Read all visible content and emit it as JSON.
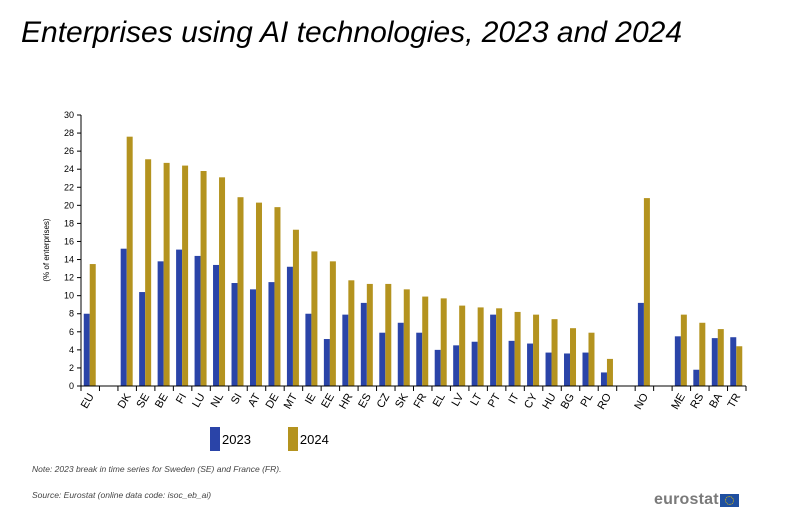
{
  "title": "Enterprises using AI technologies, 2023 and 2024",
  "legend": [
    {
      "label": "2023",
      "color": "#2a44a8"
    },
    {
      "label": "2024",
      "color": "#b4931f"
    }
  ],
  "note": "Note: 2023 break in time series for Sweden (SE) and France (FR).",
  "source": "Source: Eurostat (online data code: isoc_eb_ai)",
  "logo_text": "eurostat",
  "chart_data": {
    "type": "bar",
    "title": "Enterprises using AI technologies, 2023 and 2024",
    "xlabel": "",
    "ylabel": "(% of enterprises)",
    "ylim": [
      0,
      30
    ],
    "yticks": [
      0,
      2,
      4,
      6,
      8,
      10,
      12,
      14,
      16,
      18,
      20,
      22,
      24,
      26,
      28,
      30
    ],
    "grid": false,
    "legend_position": "bottom",
    "categories": [
      "EU",
      "",
      "DK",
      "SE",
      "BE",
      "FI",
      "LU",
      "NL",
      "SI",
      "AT",
      "DE",
      "MT",
      "IE",
      "EE",
      "HR",
      "ES",
      "CZ",
      "SK",
      "FR",
      "EL",
      "LV",
      "LT",
      "PT",
      "IT",
      "CY",
      "HU",
      "BG",
      "PL",
      "RO",
      "",
      "NO",
      "",
      "ME",
      "RS",
      "BA",
      "TR"
    ],
    "series": [
      {
        "name": "2023",
        "color": "#2a44a8",
        "values": [
          8.0,
          null,
          15.2,
          10.4,
          13.8,
          15.1,
          14.4,
          13.4,
          11.4,
          10.7,
          11.5,
          13.2,
          8.0,
          5.2,
          7.9,
          9.2,
          5.9,
          7.0,
          5.9,
          4.0,
          4.5,
          4.9,
          7.9,
          5.0,
          4.7,
          3.7,
          3.6,
          3.7,
          1.5,
          null,
          9.2,
          null,
          5.5,
          1.8,
          5.3,
          5.4
        ]
      },
      {
        "name": "2024",
        "color": "#b4931f",
        "values": [
          13.5,
          null,
          27.6,
          25.1,
          24.7,
          24.4,
          23.8,
          23.1,
          20.9,
          20.3,
          19.8,
          17.3,
          14.9,
          13.8,
          11.7,
          11.3,
          11.3,
          10.7,
          9.9,
          9.7,
          8.9,
          8.7,
          8.6,
          8.2,
          7.9,
          7.4,
          6.4,
          5.9,
          3.0,
          null,
          20.8,
          null,
          7.9,
          7.0,
          6.3,
          4.4
        ]
      }
    ]
  }
}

- Stated problem -
Images must not appear in the copy; reproduce everything else in the records verbatim.

- Written response -
Read all visible content and emit it as JSON.
{
  "title": "Enterprises using AI technologies, 2023 and 2024",
  "legend": [
    {
      "label": "2023",
      "color": "#2a44a8"
    },
    {
      "label": "2024",
      "color": "#b4931f"
    }
  ],
  "note": "Note: 2023 break in time series for Sweden (SE) and France (FR).",
  "source": "Source: Eurostat (online data code: isoc_eb_ai)",
  "logo_text": "eurostat",
  "chart_data": {
    "type": "bar",
    "title": "Enterprises using AI technologies, 2023 and 2024",
    "xlabel": "",
    "ylabel": "(% of enterprises)",
    "ylim": [
      0,
      30
    ],
    "yticks": [
      0,
      2,
      4,
      6,
      8,
      10,
      12,
      14,
      16,
      18,
      20,
      22,
      24,
      26,
      28,
      30
    ],
    "grid": false,
    "legend_position": "bottom",
    "categories": [
      "EU",
      "",
      "DK",
      "SE",
      "BE",
      "FI",
      "LU",
      "NL",
      "SI",
      "AT",
      "DE",
      "MT",
      "IE",
      "EE",
      "HR",
      "ES",
      "CZ",
      "SK",
      "FR",
      "EL",
      "LV",
      "LT",
      "PT",
      "IT",
      "CY",
      "HU",
      "BG",
      "PL",
      "RO",
      "",
      "NO",
      "",
      "ME",
      "RS",
      "BA",
      "TR"
    ],
    "series": [
      {
        "name": "2023",
        "color": "#2a44a8",
        "values": [
          8.0,
          null,
          15.2,
          10.4,
          13.8,
          15.1,
          14.4,
          13.4,
          11.4,
          10.7,
          11.5,
          13.2,
          8.0,
          5.2,
          7.9,
          9.2,
          5.9,
          7.0,
          5.9,
          4.0,
          4.5,
          4.9,
          7.9,
          5.0,
          4.7,
          3.7,
          3.6,
          3.7,
          1.5,
          null,
          9.2,
          null,
          5.5,
          1.8,
          5.3,
          5.4
        ]
      },
      {
        "name": "2024",
        "color": "#b4931f",
        "values": [
          13.5,
          null,
          27.6,
          25.1,
          24.7,
          24.4,
          23.8,
          23.1,
          20.9,
          20.3,
          19.8,
          17.3,
          14.9,
          13.8,
          11.7,
          11.3,
          11.3,
          10.7,
          9.9,
          9.7,
          8.9,
          8.7,
          8.6,
          8.2,
          7.9,
          7.4,
          6.4,
          5.9,
          3.0,
          null,
          20.8,
          null,
          7.9,
          7.0,
          6.3,
          4.4
        ]
      }
    ]
  }
}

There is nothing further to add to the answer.